§ **Short exercise**
Without changing a character, return the entries, but not the images they hold.

— start Provided entries —

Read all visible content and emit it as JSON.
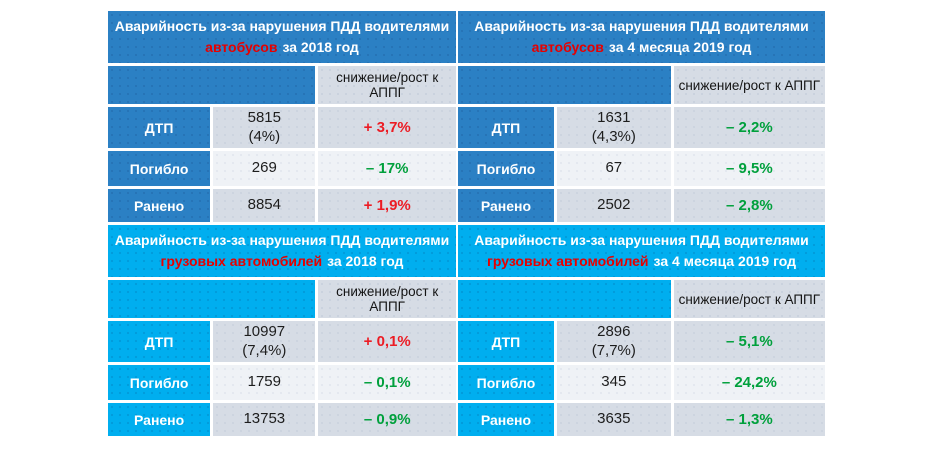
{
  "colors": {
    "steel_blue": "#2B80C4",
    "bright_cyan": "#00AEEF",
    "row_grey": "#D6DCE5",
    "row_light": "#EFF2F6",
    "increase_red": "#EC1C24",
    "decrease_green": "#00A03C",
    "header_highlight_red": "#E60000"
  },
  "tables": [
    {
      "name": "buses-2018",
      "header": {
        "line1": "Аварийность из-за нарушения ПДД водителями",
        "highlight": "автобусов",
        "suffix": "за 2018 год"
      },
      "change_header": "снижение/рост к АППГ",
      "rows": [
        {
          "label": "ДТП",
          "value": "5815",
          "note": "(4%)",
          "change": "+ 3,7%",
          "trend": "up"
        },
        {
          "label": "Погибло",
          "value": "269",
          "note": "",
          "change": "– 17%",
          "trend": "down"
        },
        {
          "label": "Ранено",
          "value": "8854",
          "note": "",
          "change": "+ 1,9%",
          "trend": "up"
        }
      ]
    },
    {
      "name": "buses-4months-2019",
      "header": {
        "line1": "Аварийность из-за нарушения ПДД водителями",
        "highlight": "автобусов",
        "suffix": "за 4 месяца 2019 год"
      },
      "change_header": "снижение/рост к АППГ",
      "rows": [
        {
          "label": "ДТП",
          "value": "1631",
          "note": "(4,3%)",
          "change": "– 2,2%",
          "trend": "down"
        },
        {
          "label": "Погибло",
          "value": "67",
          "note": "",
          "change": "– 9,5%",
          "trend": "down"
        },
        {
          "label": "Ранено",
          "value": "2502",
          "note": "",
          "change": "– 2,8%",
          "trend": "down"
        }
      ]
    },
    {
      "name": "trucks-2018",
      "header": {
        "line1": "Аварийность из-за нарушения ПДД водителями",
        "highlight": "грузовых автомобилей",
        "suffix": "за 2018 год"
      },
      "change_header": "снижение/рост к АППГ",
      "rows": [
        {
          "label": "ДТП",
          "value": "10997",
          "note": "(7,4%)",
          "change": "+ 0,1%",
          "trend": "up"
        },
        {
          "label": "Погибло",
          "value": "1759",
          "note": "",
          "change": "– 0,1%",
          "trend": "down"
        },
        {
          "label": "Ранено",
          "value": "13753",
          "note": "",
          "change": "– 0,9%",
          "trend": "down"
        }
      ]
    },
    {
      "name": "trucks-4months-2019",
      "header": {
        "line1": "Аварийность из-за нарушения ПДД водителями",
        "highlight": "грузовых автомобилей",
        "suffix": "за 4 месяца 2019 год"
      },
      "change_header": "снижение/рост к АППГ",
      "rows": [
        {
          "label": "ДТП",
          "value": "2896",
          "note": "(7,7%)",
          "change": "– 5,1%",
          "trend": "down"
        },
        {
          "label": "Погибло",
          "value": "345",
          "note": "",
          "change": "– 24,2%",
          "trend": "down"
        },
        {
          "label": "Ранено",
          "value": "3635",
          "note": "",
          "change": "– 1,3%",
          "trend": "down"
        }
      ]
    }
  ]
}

— end Provided entries —

§ **Solution to the problem**
Read all visible content and emit it as JSON.
{
  "colors": {
    "steel_blue": "#2B80C4",
    "bright_cyan": "#00AEEF",
    "row_grey": "#D6DCE5",
    "row_light": "#EFF2F6",
    "increase_red": "#EC1C24",
    "decrease_green": "#00A03C",
    "header_highlight_red": "#E60000"
  },
  "tables": [
    {
      "name": "buses-2018",
      "header": {
        "line1": "Аварийность из-за нарушения ПДД водителями",
        "highlight": "автобусов",
        "suffix": "за 2018 год"
      },
      "change_header": "снижение/рост к АППГ",
      "rows": [
        {
          "label": "ДТП",
          "value": "5815",
          "note": "(4%)",
          "change": "+ 3,7%",
          "trend": "up"
        },
        {
          "label": "Погибло",
          "value": "269",
          "note": "",
          "change": "– 17%",
          "trend": "down"
        },
        {
          "label": "Ранено",
          "value": "8854",
          "note": "",
          "change": "+ 1,9%",
          "trend": "up"
        }
      ]
    },
    {
      "name": "buses-4months-2019",
      "header": {
        "line1": "Аварийность из-за нарушения ПДД водителями",
        "highlight": "автобусов",
        "suffix": "за 4 месяца 2019 год"
      },
      "change_header": "снижение/рост к АППГ",
      "rows": [
        {
          "label": "ДТП",
          "value": "1631",
          "note": "(4,3%)",
          "change": "– 2,2%",
          "trend": "down"
        },
        {
          "label": "Погибло",
          "value": "67",
          "note": "",
          "change": "– 9,5%",
          "trend": "down"
        },
        {
          "label": "Ранено",
          "value": "2502",
          "note": "",
          "change": "– 2,8%",
          "trend": "down"
        }
      ]
    },
    {
      "name": "trucks-2018",
      "header": {
        "line1": "Аварийность из-за нарушения ПДД водителями",
        "highlight": "грузовых автомобилей",
        "suffix": "за 2018 год"
      },
      "change_header": "снижение/рост к АППГ",
      "rows": [
        {
          "label": "ДТП",
          "value": "10997",
          "note": "(7,4%)",
          "change": "+ 0,1%",
          "trend": "up"
        },
        {
          "label": "Погибло",
          "value": "1759",
          "note": "",
          "change": "– 0,1%",
          "trend": "down"
        },
        {
          "label": "Ранено",
          "value": "13753",
          "note": "",
          "change": "– 0,9%",
          "trend": "down"
        }
      ]
    },
    {
      "name": "trucks-4months-2019",
      "header": {
        "line1": "Аварийность из-за нарушения ПДД водителями",
        "highlight": "грузовых автомобилей",
        "suffix": "за 4 месяца 2019 год"
      },
      "change_header": "снижение/рост к АППГ",
      "rows": [
        {
          "label": "ДТП",
          "value": "2896",
          "note": "(7,7%)",
          "change": "– 5,1%",
          "trend": "down"
        },
        {
          "label": "Погибло",
          "value": "345",
          "note": "",
          "change": "– 24,2%",
          "trend": "down"
        },
        {
          "label": "Ранено",
          "value": "3635",
          "note": "",
          "change": "– 1,3%",
          "trend": "down"
        }
      ]
    }
  ]
}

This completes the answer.